WHAT THE TASK REQUIRES:
Every line holding the string "χρῆσιν" should be gathered.

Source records
****************************************

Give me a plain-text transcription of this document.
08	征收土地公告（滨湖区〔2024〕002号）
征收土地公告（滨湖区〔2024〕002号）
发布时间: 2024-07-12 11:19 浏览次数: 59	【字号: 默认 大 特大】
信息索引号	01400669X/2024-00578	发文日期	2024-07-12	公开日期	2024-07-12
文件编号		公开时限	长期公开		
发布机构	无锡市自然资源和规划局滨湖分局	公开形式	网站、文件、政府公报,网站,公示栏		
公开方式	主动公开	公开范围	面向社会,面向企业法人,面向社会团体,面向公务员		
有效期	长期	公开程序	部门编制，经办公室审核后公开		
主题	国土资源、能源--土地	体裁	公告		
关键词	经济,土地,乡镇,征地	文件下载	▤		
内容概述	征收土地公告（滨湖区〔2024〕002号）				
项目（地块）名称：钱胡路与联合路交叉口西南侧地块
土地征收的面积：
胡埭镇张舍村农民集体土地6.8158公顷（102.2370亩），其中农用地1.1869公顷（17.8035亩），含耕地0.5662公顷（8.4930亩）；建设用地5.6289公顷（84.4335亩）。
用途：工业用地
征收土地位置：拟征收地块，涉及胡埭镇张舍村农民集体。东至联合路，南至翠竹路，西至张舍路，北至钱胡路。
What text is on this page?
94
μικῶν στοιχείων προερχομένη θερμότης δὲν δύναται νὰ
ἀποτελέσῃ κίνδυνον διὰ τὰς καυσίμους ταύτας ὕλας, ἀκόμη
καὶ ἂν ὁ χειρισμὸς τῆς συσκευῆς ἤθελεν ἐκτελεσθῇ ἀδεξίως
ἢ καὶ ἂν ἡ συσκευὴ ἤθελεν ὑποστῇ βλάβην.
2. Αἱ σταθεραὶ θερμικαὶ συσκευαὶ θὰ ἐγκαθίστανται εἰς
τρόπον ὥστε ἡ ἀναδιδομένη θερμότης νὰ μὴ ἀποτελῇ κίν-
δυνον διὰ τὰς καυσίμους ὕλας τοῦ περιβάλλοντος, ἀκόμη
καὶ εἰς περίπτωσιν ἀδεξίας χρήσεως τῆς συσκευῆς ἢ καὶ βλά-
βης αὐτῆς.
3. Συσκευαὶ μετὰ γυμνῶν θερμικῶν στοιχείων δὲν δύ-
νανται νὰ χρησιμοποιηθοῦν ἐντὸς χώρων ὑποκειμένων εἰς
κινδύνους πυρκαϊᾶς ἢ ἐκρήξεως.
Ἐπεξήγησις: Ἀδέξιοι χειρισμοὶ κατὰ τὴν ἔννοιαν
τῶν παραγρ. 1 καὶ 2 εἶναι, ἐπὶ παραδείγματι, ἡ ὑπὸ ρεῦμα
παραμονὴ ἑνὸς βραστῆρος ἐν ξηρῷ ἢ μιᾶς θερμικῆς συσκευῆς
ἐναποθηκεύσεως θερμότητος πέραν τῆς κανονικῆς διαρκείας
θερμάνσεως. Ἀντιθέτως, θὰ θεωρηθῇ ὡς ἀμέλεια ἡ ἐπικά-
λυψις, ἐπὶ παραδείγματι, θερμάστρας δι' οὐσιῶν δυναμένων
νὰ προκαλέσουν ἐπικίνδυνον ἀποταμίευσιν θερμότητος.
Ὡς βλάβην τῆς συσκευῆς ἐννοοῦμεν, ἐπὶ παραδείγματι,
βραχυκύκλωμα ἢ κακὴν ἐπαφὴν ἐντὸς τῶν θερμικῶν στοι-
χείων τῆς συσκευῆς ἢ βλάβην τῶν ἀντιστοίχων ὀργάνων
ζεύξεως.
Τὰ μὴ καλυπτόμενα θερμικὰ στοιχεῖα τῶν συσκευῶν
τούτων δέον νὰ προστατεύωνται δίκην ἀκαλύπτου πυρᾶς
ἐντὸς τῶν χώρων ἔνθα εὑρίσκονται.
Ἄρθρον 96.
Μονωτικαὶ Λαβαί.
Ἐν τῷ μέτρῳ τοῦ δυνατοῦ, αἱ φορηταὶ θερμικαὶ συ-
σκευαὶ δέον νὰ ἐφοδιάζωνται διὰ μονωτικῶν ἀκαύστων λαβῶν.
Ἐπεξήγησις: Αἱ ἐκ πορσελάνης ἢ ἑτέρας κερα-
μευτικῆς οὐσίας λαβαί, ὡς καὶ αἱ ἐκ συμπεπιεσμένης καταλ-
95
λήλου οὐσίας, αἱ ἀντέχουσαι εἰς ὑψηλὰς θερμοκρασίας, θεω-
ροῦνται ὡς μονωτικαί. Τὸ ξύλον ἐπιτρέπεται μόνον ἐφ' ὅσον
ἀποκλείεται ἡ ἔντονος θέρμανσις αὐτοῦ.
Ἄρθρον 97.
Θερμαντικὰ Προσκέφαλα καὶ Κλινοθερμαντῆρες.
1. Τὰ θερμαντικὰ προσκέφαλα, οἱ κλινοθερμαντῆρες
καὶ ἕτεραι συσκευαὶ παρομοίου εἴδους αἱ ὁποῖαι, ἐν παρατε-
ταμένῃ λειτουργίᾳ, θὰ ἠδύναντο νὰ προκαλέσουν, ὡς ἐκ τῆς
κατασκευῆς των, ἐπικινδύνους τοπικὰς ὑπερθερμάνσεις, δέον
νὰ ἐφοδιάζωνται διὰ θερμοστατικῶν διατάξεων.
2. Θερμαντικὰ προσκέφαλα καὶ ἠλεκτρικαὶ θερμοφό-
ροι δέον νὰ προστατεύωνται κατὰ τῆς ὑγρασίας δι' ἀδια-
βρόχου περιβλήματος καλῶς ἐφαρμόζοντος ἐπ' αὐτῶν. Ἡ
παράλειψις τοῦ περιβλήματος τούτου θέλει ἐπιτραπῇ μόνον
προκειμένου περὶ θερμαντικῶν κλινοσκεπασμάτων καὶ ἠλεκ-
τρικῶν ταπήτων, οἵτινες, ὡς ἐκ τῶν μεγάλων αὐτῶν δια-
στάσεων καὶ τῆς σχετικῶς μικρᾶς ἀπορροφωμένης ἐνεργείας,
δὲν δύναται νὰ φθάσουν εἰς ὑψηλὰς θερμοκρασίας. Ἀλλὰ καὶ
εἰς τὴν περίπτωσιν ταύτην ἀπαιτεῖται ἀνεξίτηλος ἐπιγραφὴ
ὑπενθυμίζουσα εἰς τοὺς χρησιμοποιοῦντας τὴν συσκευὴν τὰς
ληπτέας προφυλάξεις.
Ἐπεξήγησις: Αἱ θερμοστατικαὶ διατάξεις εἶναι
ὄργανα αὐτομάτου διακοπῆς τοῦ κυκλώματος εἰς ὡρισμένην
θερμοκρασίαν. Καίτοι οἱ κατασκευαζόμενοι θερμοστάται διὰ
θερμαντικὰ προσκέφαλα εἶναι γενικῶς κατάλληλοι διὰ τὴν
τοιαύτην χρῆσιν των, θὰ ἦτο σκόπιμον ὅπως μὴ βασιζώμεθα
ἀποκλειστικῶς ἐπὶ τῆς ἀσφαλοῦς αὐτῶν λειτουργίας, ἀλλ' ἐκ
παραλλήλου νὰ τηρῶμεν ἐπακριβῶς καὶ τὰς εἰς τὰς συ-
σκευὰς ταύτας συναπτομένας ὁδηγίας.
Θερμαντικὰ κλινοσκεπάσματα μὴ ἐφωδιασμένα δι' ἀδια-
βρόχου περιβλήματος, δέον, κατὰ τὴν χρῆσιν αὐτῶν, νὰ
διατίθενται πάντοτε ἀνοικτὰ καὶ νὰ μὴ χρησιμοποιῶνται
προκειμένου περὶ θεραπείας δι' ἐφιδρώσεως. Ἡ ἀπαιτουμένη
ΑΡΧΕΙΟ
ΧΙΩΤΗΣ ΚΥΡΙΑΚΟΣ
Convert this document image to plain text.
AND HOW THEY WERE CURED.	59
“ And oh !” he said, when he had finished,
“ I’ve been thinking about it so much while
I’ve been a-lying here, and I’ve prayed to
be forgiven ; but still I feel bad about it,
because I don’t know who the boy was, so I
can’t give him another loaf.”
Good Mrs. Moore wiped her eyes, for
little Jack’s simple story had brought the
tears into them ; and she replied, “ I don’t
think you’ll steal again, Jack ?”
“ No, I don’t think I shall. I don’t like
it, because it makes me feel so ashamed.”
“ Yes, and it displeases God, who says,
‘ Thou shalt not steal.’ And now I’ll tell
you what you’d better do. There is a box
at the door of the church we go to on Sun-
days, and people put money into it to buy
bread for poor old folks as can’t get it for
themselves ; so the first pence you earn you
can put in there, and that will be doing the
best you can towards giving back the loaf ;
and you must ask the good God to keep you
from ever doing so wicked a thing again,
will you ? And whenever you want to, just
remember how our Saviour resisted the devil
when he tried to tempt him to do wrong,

****************************************

EXERCISE OUTPUT:
τοιαύτην χρῆσιν των, θὰ ἦτο σκόπιμον ὅπως μὴ βασιζώμεθα
βρόχου περιβλήματος, δέον, κατὰ τὴν χρῆσιν αὐτῶν, νὰ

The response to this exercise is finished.